» The exercise
Print all the entries verbatim.

(Entries with figure data)

▬▬▬

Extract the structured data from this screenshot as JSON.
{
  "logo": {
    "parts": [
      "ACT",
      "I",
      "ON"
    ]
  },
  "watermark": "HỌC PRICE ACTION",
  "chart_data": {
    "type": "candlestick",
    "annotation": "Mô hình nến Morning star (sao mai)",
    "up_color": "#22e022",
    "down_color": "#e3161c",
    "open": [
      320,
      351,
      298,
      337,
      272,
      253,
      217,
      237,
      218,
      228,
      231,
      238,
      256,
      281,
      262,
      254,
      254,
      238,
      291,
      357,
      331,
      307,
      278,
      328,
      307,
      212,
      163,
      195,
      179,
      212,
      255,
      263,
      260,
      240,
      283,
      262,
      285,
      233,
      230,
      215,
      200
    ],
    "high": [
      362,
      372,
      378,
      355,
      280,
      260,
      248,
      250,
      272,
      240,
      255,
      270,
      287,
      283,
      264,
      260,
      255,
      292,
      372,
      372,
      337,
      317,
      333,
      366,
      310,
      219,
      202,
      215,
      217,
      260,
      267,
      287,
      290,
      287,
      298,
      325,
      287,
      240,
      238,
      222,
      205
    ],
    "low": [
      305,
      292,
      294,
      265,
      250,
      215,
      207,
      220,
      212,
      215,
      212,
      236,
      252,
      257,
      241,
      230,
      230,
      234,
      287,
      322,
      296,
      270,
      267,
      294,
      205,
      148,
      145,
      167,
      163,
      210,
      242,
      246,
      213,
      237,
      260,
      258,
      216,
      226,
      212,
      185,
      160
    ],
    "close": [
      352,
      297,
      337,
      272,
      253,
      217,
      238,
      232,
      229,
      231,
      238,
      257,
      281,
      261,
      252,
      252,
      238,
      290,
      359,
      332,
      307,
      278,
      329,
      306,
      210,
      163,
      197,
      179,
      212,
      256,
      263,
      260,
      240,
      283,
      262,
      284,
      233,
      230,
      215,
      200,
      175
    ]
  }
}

▬▬▬

» Reply to the task
Extract the structured data from this screenshot as JSON.
{
  "logo": {
    "parts": [
      "ACT",
      "I",
      "ON"
    ]
  },
  "watermark": "HỌC PRICE ACTION",
  "chart_data": {
    "type": "candlestick",
    "annotation": "Mô hình nến Morning star (sao mai)",
    "up_color": "#22e022",
    "down_color": "#e3161c",
    "open": [
      320,
      351,
      298,
      337,
      272,
      253,
      217,
      237,
      218,
      228,
      231,
      238,
      256,
      281,
      262,
      254,
      254,
      238,
      291,
      357,
      331,
      307,
      278,
      328,
      307,
      212,
      163,
      195,
      179,
      212,
      255,
      263,
      260,
      240,
      283,
      262,
      285,
      233,
      230,
      215,
      200
    ],
    "high": [
      362,
      372,
      378,
      355,
      280,
      260,
      248,
      250,
      272,
      240,
      255,
      270,
      287,
      283,
      264,
      260,
      255,
      292,
      372,
      372,
      337,
      317,
      333,
      366,
      310,
      219,
      202,
      215,
      217,
      260,
      267,
      287,
      290,
      287,
      298,
      325,
      287,
      240,
      238,
      222,
      205
    ],
    "low": [
      305,
      292,
      294,
      265,
      250,
      215,
      207,
      220,
      212,
      215,
      212,
      236,
      252,
      257,
      241,
      230,
      230,
      234,
      287,
      322,
      296,
      270,
      267,
      294,
      205,
      148,
      145,
      167,
      163,
      210,
      242,
      246,
      213,
      237,
      260,
      258,
      216,
      226,
      212,
      185,
      160
    ],
    "close": [
      352,
      297,
      337,
      272,
      253,
      217,
      238,
      232,
      229,
      231,
      238,
      257,
      281,
      261,
      252,
      252,
      238,
      290,
      359,
      332,
      307,
      278,
      329,
      306,
      210,
      163,
      197,
      179,
      212,
      256,
      263,
      260,
      240,
      283,
      262,
      284,
      233,
      230,
      215,
      200,
      175
    ]
  }
}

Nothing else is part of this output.